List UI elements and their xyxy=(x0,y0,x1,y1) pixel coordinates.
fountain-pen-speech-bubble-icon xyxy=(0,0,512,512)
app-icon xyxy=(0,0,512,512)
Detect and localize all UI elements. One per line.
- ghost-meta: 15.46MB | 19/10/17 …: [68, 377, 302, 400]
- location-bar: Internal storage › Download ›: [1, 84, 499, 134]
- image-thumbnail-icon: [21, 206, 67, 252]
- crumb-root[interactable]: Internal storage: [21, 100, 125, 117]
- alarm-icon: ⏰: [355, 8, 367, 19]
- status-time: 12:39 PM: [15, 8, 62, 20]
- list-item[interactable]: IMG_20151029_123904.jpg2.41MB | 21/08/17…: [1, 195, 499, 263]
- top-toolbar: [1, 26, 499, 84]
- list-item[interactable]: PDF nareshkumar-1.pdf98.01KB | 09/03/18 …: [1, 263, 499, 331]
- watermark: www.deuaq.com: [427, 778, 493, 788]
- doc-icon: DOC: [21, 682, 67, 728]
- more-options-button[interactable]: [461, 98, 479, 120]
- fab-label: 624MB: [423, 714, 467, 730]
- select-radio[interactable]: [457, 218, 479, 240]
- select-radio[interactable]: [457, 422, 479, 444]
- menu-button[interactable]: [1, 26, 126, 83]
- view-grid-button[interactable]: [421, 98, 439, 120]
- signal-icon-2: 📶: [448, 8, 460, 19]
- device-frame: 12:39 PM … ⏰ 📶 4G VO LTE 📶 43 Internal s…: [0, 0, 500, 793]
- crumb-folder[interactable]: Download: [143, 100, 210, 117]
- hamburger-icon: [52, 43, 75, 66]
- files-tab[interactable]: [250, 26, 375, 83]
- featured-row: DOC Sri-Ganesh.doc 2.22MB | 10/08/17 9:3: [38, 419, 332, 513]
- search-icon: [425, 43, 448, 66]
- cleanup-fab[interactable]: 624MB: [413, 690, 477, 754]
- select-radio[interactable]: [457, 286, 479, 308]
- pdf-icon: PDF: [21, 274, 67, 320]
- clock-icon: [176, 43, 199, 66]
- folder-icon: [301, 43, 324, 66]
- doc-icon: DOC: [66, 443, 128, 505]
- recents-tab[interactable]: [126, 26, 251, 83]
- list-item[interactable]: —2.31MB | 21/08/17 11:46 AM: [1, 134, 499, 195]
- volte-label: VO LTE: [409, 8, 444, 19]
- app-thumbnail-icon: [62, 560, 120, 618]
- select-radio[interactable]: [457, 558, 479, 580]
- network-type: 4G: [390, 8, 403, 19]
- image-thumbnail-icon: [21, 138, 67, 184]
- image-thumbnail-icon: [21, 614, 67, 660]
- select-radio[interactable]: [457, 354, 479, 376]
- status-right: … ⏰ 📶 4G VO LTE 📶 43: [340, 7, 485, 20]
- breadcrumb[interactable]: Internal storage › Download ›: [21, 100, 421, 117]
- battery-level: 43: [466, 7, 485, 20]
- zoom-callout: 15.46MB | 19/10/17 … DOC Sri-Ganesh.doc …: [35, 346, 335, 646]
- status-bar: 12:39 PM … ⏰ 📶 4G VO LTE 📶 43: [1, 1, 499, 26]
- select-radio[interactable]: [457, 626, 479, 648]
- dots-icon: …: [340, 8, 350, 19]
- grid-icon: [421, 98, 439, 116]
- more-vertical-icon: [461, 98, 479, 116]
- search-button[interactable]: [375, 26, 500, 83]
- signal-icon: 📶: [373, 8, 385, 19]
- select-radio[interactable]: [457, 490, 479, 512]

[Directions] Reproduce every line of all the items above verbatim, adding or changing nothing.

[Response to this exercise]
List UI elements and their xyxy=(x0,y0,x1,y1) pixel coordinates.
fountain-pen-speech-bubble-icon xyxy=(0,0,512,512)
app-icon xyxy=(0,0,512,512)
Detect and localize all UI elements. One per line.
- ghost-meta: 15.46MB | 19/10/17 …: [68, 377, 302, 400]
- location-bar: Internal storage › Download ›: [1, 84, 499, 134]
- image-thumbnail-icon: [21, 206, 67, 252]
- crumb-root[interactable]: Internal storage: [21, 100, 125, 117]
- alarm-icon: ⏰: [355, 8, 367, 19]
- status-time: 12:39 PM: [15, 8, 62, 20]
- list-item[interactable]: IMG_20151029_123904.jpg2.41MB | 21/08/17…: [1, 195, 499, 263]
- top-toolbar: [1, 26, 499, 84]
- list-item[interactable]: PDF nareshkumar-1.pdf98.01KB | 09/03/18 …: [1, 263, 499, 331]
- watermark: www.deuaq.com: [427, 778, 493, 788]
- doc-icon: DOC: [21, 682, 67, 728]
- more-options-button[interactable]: [461, 98, 479, 120]
- fab-label: 624MB: [423, 714, 467, 730]
- select-radio[interactable]: [457, 218, 479, 240]
- select-radio[interactable]: [457, 422, 479, 444]
- menu-button[interactable]: [1, 26, 126, 83]
- view-grid-button[interactable]: [421, 98, 439, 120]
- signal-icon-2: 📶: [448, 8, 460, 19]
- device-frame: 12:39 PM … ⏰ 📶 4G VO LTE 📶 43 Internal s…: [0, 0, 500, 793]
- crumb-folder[interactable]: Download: [143, 100, 210, 117]
- hamburger-icon: [52, 43, 75, 66]
- files-tab[interactable]: [250, 26, 375, 83]
- featured-row: DOC Sri-Ganesh.doc 2.22MB | 10/08/17 9:3: [38, 419, 332, 513]
- search-icon: [425, 43, 448, 66]
- cleanup-fab[interactable]: 624MB: [413, 690, 477, 754]
- select-radio[interactable]: [457, 286, 479, 308]
- pdf-icon: PDF: [21, 274, 67, 320]
- clock-icon: [176, 43, 199, 66]
- folder-icon: [301, 43, 324, 66]
- doc-icon: DOC: [66, 443, 128, 505]
- recents-tab[interactable]: [126, 26, 251, 83]
- list-item[interactable]: —2.31MB | 21/08/17 11:46 AM: [1, 134, 499, 195]
- volte-label: VO LTE: [409, 8, 444, 19]
- app-thumbnail-icon: [62, 560, 120, 618]
- select-radio[interactable]: [457, 558, 479, 580]
- network-type: 4G: [390, 8, 403, 19]
- image-thumbnail-icon: [21, 138, 67, 184]
- image-thumbnail-icon: [21, 614, 67, 660]
- select-radio[interactable]: [457, 354, 479, 376]
- status-right: … ⏰ 📶 4G VO LTE 📶 43: [340, 7, 485, 20]
- breadcrumb[interactable]: Internal storage › Download ›: [21, 100, 421, 117]
- battery-level: 43: [466, 7, 485, 20]
- zoom-callout: 15.46MB | 19/10/17 … DOC Sri-Ganesh.doc …: [35, 346, 335, 646]
- status-bar: 12:39 PM … ⏰ 📶 4G VO LTE 📶 43: [1, 1, 499, 26]
- select-radio[interactable]: [457, 626, 479, 648]
- dots-icon: …: [340, 8, 350, 19]
- grid-icon: [421, 98, 439, 116]
- more-vertical-icon: [461, 98, 479, 116]
- search-button[interactable]: [375, 26, 500, 83]
- signal-icon: 📶: [373, 8, 385, 19]
- select-radio[interactable]: [457, 490, 479, 512]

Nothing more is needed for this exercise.